--- YOUR INSTRUCTIONS ---
Your job is to retype all of the data word for word, leaving every image out.

--- DATA ROWS ---
━━━━━━━━━━━━━━━━━━━━━━━━━━━━━━
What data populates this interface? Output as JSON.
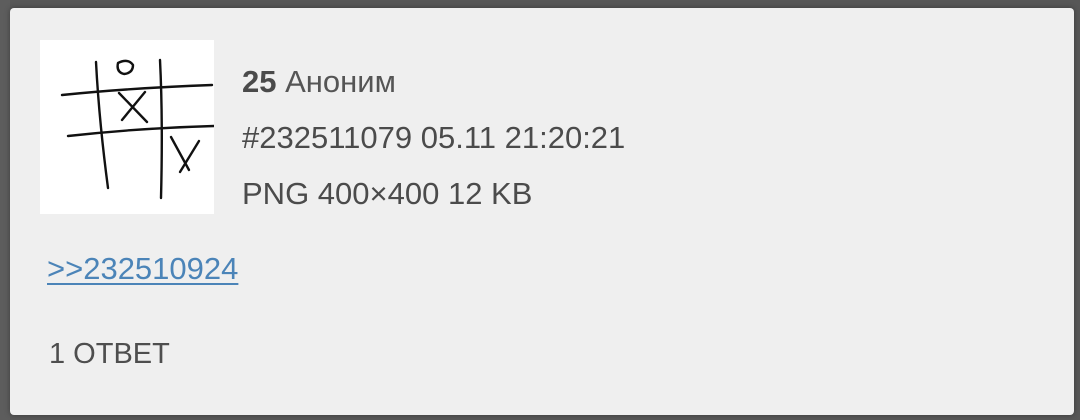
{
  "post": {
    "number": "25",
    "author": "Аноним",
    "id": "#232511079",
    "datetime": "05.11 21:20:21",
    "file_info": "PNG 400×400 12 KB",
    "reply_link": ">>232510924",
    "replies": "1 ОТВЕТ"
  },
  "thumbnail": {
    "icon": "tic-tac-toe-drawing",
    "background": "#ffffff",
    "ink": "#111111"
  },
  "colors": {
    "card": "#efefef",
    "backdrop": "#575757",
    "text": "#4b4b4b",
    "link": "#4b84b8"
  }
}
━━━━━━━━━━━━━━━━━━━━━━━━━━━━━━
--- WRITTEN REPLY ---
What data populates this interface? Output as JSON.
{
  "post": {
    "number": "25",
    "author": "Аноним",
    "id": "#232511079",
    "datetime": "05.11 21:20:21",
    "file_info": "PNG 400×400 12 KB",
    "reply_link": ">>232510924",
    "replies": "1 ОТВЕТ"
  },
  "thumbnail": {
    "icon": "tic-tac-toe-drawing",
    "background": "#ffffff",
    "ink": "#111111"
  },
  "colors": {
    "card": "#efefef",
    "backdrop": "#575757",
    "text": "#4b4b4b",
    "link": "#4b84b8"
  }
}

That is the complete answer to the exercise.